» **GIVEN TASK**
Each entry needs to be restated exactly as written.

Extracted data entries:
━━━━━━━━━━━━━━━━━━━━━━━━━━━━━━
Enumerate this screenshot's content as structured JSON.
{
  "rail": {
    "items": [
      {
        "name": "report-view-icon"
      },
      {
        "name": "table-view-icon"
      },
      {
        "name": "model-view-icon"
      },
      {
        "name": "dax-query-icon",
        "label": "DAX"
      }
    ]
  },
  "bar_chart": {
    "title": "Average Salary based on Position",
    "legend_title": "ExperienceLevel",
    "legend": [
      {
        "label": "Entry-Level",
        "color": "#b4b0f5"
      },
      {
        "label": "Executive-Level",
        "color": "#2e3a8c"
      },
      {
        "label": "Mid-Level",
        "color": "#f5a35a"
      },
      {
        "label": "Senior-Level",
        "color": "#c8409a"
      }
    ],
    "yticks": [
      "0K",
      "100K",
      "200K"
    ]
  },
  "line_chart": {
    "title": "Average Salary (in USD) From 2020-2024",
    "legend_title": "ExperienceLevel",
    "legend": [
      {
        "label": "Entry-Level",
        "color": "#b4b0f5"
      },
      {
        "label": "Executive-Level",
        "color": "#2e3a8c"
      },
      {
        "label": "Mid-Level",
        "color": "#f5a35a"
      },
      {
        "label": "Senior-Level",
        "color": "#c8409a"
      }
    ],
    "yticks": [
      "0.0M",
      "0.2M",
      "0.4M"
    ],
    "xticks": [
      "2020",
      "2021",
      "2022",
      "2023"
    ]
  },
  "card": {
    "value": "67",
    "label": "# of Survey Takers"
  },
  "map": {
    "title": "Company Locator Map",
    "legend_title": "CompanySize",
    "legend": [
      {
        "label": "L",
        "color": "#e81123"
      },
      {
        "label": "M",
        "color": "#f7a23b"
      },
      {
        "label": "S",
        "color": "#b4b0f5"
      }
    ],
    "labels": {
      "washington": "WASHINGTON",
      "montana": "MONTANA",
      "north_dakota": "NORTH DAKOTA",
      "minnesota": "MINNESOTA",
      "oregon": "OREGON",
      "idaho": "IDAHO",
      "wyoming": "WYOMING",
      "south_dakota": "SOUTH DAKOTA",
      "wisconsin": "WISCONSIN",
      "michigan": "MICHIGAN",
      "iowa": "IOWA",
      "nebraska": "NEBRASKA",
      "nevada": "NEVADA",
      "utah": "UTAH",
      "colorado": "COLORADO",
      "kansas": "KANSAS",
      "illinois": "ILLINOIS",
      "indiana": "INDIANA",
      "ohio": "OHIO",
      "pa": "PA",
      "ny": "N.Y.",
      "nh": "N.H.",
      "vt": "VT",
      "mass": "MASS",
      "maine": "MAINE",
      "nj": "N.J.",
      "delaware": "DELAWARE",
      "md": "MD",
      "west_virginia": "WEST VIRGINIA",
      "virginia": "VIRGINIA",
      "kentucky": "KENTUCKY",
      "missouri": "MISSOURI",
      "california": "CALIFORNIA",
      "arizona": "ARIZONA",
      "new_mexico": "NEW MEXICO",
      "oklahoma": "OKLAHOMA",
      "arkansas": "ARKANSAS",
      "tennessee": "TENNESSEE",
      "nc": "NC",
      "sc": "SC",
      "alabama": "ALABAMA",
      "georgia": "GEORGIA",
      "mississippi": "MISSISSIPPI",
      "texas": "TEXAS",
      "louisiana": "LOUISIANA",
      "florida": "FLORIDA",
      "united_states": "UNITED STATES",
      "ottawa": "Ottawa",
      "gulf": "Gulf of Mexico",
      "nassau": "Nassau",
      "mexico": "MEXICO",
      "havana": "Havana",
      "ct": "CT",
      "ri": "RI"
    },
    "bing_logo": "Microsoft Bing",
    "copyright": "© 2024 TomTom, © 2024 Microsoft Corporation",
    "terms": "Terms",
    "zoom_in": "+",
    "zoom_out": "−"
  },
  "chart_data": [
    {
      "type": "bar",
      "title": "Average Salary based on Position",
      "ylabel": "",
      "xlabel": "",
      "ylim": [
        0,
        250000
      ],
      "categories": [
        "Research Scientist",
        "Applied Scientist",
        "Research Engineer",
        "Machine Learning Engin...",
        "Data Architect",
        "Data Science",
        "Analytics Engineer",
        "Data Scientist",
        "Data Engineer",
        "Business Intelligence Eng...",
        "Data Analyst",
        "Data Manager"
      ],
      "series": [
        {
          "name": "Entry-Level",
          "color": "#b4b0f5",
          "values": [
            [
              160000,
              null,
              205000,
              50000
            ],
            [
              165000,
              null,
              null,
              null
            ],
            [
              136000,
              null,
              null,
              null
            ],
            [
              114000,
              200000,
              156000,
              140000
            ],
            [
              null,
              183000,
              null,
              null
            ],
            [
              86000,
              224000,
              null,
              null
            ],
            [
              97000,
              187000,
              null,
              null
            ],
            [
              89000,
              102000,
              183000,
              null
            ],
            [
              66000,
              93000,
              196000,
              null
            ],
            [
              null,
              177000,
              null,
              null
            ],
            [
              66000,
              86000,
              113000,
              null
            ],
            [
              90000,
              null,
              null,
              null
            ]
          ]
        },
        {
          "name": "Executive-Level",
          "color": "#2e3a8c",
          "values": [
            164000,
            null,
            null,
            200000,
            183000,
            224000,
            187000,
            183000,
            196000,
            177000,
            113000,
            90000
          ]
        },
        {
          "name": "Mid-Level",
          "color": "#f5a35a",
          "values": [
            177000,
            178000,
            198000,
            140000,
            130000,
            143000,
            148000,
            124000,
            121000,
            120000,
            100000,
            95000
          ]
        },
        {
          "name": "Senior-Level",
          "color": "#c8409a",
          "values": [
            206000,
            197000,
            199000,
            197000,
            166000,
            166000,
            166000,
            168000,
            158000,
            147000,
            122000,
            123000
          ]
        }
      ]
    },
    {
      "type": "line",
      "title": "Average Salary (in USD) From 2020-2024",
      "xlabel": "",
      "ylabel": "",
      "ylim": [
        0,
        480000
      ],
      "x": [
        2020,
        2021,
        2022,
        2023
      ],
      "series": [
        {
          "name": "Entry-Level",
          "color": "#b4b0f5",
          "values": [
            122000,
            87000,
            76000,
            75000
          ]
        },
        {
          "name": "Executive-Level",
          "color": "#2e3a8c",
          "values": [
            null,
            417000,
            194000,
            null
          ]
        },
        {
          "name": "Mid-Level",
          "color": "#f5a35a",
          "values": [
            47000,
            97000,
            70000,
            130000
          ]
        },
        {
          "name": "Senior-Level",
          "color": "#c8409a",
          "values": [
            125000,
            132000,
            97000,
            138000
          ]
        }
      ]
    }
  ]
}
━━━━━━━━━━━━━━━━━━━━━━━━━━━━━━
» **THE RESULT**
Enumerate this screenshot's content as structured JSON.
{
  "rail": {
    "items": [
      {
        "name": "report-view-icon"
      },
      {
        "name": "table-view-icon"
      },
      {
        "name": "model-view-icon"
      },
      {
        "name": "dax-query-icon",
        "label": "DAX"
      }
    ]
  },
  "bar_chart": {
    "title": "Average Salary based on Position",
    "legend_title": "ExperienceLevel",
    "legend": [
      {
        "label": "Entry-Level",
        "color": "#b4b0f5"
      },
      {
        "label": "Executive-Level",
        "color": "#2e3a8c"
      },
      {
        "label": "Mid-Level",
        "color": "#f5a35a"
      },
      {
        "label": "Senior-Level",
        "color": "#c8409a"
      }
    ],
    "yticks": [
      "0K",
      "100K",
      "200K"
    ]
  },
  "line_chart": {
    "title": "Average Salary (in USD) From 2020-2024",
    "legend_title": "ExperienceLevel",
    "legend": [
      {
        "label": "Entry-Level",
        "color": "#b4b0f5"
      },
      {
        "label": "Executive-Level",
        "color": "#2e3a8c"
      },
      {
        "label": "Mid-Level",
        "color": "#f5a35a"
      },
      {
        "label": "Senior-Level",
        "color": "#c8409a"
      }
    ],
    "yticks": [
      "0.0M",
      "0.2M",
      "0.4M"
    ],
    "xticks": [
      "2020",
      "2021",
      "2022",
      "2023"
    ]
  },
  "card": {
    "value": "67",
    "label": "# of Survey Takers"
  },
  "map": {
    "title": "Company Locator Map",
    "legend_title": "CompanySize",
    "legend": [
      {
        "label": "L",
        "color": "#e81123"
      },
      {
        "label": "M",
        "color": "#f7a23b"
      },
      {
        "label": "S",
        "color": "#b4b0f5"
      }
    ],
    "labels": {
      "washington": "WASHINGTON",
      "montana": "MONTANA",
      "north_dakota": "NORTH DAKOTA",
      "minnesota": "MINNESOTA",
      "oregon": "OREGON",
      "idaho": "IDAHO",
      "wyoming": "WYOMING",
      "south_dakota": "SOUTH DAKOTA",
      "wisconsin": "WISCONSIN",
      "michigan": "MICHIGAN",
      "iowa": "IOWA",
      "nebraska": "NEBRASKA",
      "nevada": "NEVADA",
      "utah": "UTAH",
      "colorado": "COLORADO",
      "kansas": "KANSAS",
      "illinois": "ILLINOIS",
      "indiana": "INDIANA",
      "ohio": "OHIO",
      "pa": "PA",
      "ny": "N.Y.",
      "nh": "N.H.",
      "vt": "VT",
      "mass": "MASS",
      "maine": "MAINE",
      "nj": "N.J.",
      "delaware": "DELAWARE",
      "md": "MD",
      "west_virginia": "WEST VIRGINIA",
      "virginia": "VIRGINIA",
      "kentucky": "KENTUCKY",
      "missouri": "MISSOURI",
      "california": "CALIFORNIA",
      "arizona": "ARIZONA",
      "new_mexico": "NEW MEXICO",
      "oklahoma": "OKLAHOMA",
      "arkansas": "ARKANSAS",
      "tennessee": "TENNESSEE",
      "nc": "NC",
      "sc": "SC",
      "alabama": "ALABAMA",
      "georgia": "GEORGIA",
      "mississippi": "MISSISSIPPI",
      "texas": "TEXAS",
      "louisiana": "LOUISIANA",
      "florida": "FLORIDA",
      "united_states": "UNITED STATES",
      "ottawa": "Ottawa",
      "gulf": "Gulf of Mexico",
      "nassau": "Nassau",
      "mexico": "MEXICO",
      "havana": "Havana",
      "ct": "CT",
      "ri": "RI"
    },
    "bing_logo": "Microsoft Bing",
    "copyright": "© 2024 TomTom, © 2024 Microsoft Corporation",
    "terms": "Terms",
    "zoom_in": "+",
    "zoom_out": "−"
  },
  "chart_data": [
    {
      "type": "bar",
      "title": "Average Salary based on Position",
      "ylabel": "",
      "xlabel": "",
      "ylim": [
        0,
        250000
      ],
      "categories": [
        "Research Scientist",
        "Applied Scientist",
        "Research Engineer",
        "Machine Learning Engin...",
        "Data Architect",
        "Data Science",
        "Analytics Engineer",
        "Data Scientist",
        "Data Engineer",
        "Business Intelligence Eng...",
        "Data Analyst",
        "Data Manager"
      ],
      "series": [
        {
          "name": "Entry-Level",
          "color": "#b4b0f5",
          "values": [
            [
              160000,
              null,
              205000,
              50000
            ],
            [
              165000,
              null,
              null,
              null
            ],
            [
              136000,
              null,
              null,
              null
            ],
            [
              114000,
              200000,
              156000,
              140000
            ],
            [
              null,
              183000,
              null,
              null
            ],
            [
              86000,
              224000,
              null,
              null
            ],
            [
              97000,
              187000,
              null,
              null
            ],
            [
              89000,
              102000,
              183000,
              null
            ],
            [
              66000,
              93000,
              196000,
              null
            ],
            [
              null,
              177000,
              null,
              null
            ],
            [
              66000,
              86000,
              113000,
              null
            ],
            [
              90000,
              null,
              null,
              null
            ]
          ]
        },
        {
          "name": "Executive-Level",
          "color": "#2e3a8c",
          "values": [
            164000,
            null,
            null,
            200000,
            183000,
            224000,
            187000,
            183000,
            196000,
            177000,
            113000,
            90000
          ]
        },
        {
          "name": "Mid-Level",
          "color": "#f5a35a",
          "values": [
            177000,
            178000,
            198000,
            140000,
            130000,
            143000,
            148000,
            124000,
            121000,
            120000,
            100000,
            95000
          ]
        },
        {
          "name": "Senior-Level",
          "color": "#c8409a",
          "values": [
            206000,
            197000,
            199000,
            197000,
            166000,
            166000,
            166000,
            168000,
            158000,
            147000,
            122000,
            123000
          ]
        }
      ]
    },
    {
      "type": "line",
      "title": "Average Salary (in USD) From 2020-2024",
      "xlabel": "",
      "ylabel": "",
      "ylim": [
        0,
        480000
      ],
      "x": [
        2020,
        2021,
        2022,
        2023
      ],
      "series": [
        {
          "name": "Entry-Level",
          "color": "#b4b0f5",
          "values": [
            122000,
            87000,
            76000,
            75000
          ]
        },
        {
          "name": "Executive-Level",
          "color": "#2e3a8c",
          "values": [
            null,
            417000,
            194000,
            null
          ]
        },
        {
          "name": "Mid-Level",
          "color": "#f5a35a",
          "values": [
            47000,
            97000,
            70000,
            130000
          ]
        },
        {
          "name": "Senior-Level",
          "color": "#c8409a",
          "values": [
            125000,
            132000,
            97000,
            138000
          ]
        }
      ]
    }
  ]
}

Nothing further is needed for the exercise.